— Supplied text —
────────────────────────────────────────
Keynote Speakers
Maja Matarić, University of Southern California / Google DeepMind, USA
ACM Distinguished Speakers Program

Socially Assistive Robotics Right Now: Personalized Embodied Systems for In-Home Support of Health, Wellness, Education, and Training
Bio:
Maja Matarić is a Chaired and Distinguished Professor of Computer Science, Neuroscience and Pediatrics at the University of Southern California, and Principal Scientist at Google DeepMind. She has a PhD and MS in CS & AI from MIT, and a BS in CS from Kansas University. She is a member of the National Academy of Engineering (NAE) and the American Academy of Arts and Sciences (AMACAD), and a Fellow of AAAS, IEEE, AAAI, and ACM.
She is the recipient of the US Presidential Award for Excellence in Science, Mathematics & Engineering Mentoring from President Obama, the Anita Borg Institute Women of Vision Award, the ACM Athena Lecture Award, the ACM Eugene Lawler Award, the Mass Robotics Medal, the NSF CAREER Award, the MIT TR35 Award, and the IEEE-RAS Early Career Award. She authored The Robotics Primer (MIT Press) and led the USC K-12 STEM Center.
A pioneer of socially assistive robotics, her research develops personalized support for a wide range of users and needs, including autism, stroke, dementia, anxiety, among others.
(Photo courtesy of Maja Matarić)
────────────────────────────────────────
— Material provided —
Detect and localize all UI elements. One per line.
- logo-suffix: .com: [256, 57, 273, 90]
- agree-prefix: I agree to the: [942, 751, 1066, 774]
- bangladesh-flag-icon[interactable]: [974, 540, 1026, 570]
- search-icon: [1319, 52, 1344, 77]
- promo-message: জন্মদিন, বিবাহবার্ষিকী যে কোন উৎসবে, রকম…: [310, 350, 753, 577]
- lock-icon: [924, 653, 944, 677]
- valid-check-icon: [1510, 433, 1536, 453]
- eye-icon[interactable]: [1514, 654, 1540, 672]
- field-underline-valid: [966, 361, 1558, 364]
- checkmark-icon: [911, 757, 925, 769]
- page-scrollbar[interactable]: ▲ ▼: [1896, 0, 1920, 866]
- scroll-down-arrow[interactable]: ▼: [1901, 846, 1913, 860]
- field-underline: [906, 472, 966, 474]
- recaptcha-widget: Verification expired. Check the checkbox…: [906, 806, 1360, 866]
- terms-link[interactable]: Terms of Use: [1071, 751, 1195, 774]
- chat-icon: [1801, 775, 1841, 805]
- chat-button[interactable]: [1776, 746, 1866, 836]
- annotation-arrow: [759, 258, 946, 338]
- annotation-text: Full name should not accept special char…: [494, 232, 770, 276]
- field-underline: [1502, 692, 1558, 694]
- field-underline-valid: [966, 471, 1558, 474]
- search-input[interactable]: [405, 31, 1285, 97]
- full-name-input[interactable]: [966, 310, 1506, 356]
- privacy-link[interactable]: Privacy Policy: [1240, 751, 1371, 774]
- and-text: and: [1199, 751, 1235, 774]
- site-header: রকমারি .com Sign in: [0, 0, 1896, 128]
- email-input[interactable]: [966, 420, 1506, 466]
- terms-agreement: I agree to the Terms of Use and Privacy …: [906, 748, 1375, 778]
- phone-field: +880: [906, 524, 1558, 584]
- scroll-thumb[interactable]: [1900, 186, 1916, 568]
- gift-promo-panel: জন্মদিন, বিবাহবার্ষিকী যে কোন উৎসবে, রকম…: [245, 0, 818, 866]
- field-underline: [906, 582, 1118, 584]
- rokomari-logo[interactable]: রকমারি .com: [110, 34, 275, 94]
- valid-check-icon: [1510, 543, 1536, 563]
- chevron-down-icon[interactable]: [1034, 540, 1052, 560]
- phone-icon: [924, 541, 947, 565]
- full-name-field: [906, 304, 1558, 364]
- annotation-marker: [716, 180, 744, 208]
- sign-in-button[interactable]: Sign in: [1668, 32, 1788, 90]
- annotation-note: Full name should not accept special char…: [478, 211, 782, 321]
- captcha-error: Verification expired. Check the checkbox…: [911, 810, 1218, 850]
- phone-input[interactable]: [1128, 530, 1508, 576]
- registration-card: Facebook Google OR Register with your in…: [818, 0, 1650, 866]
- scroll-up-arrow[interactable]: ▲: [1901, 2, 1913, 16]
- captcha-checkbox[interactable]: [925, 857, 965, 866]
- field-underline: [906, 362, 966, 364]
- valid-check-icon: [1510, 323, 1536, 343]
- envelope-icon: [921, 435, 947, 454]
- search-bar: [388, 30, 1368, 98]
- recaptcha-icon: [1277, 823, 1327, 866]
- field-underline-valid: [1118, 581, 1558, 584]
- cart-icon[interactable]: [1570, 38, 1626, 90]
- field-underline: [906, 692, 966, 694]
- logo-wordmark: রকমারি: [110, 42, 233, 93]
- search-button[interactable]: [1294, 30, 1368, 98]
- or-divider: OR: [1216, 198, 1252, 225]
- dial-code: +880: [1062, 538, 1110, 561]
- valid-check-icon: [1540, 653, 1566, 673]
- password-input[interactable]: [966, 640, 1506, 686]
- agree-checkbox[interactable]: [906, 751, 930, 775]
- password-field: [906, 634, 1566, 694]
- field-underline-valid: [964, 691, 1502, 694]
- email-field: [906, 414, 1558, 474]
────────────────────────────────────────
Reproduce the keynote speaker text word for word, from its heading through the photo credit.

Keynote Speakers
Maja Matarić, University of Southern California / Google DeepMind, USA
ACM Distinguished Speakers Program

Socially Assistive Robotics Right Now: Personalized Embodied Systems for In-Home Support of Health, Wellness, Education, and Training
Bio:
Maja Matarić is a Chaired and Distinguished Professor of Computer Science, Neuroscience and Pediatrics at the University of Southern California, and Principal Scientist at Google DeepMind. She has a PhD and MS in CS & AI from MIT, and a BS in CS from Kansas University. She is a member of the National Academy of Engineering (NAE) and the American Academy of Arts and Sciences (AMACAD), and a Fellow of AAAS, IEEE, AAAI, and ACM.
She is the recipient of the US Presidential Award for Excellence in Science, Mathematics & Engineering Mentoring from President Obama, the Anita Borg Institute Women of Vision Award, the ACM Athena Lecture Award, the ACM Eugene Lawler Award, the Mass Robotics Medal, the NSF CAREER Award, the MIT TR35 Award, and the IEEE-RAS Early Career Award. She authored The Robotics Primer (MIT Press) and led the USC K-12 STEM Center.
A pioneer of socially assistive robotics, her research develops personalized support for a wide range of users and needs, including autism, stroke, dementia, anxiety, among others.
(Photo courtesy of Maja Matarić)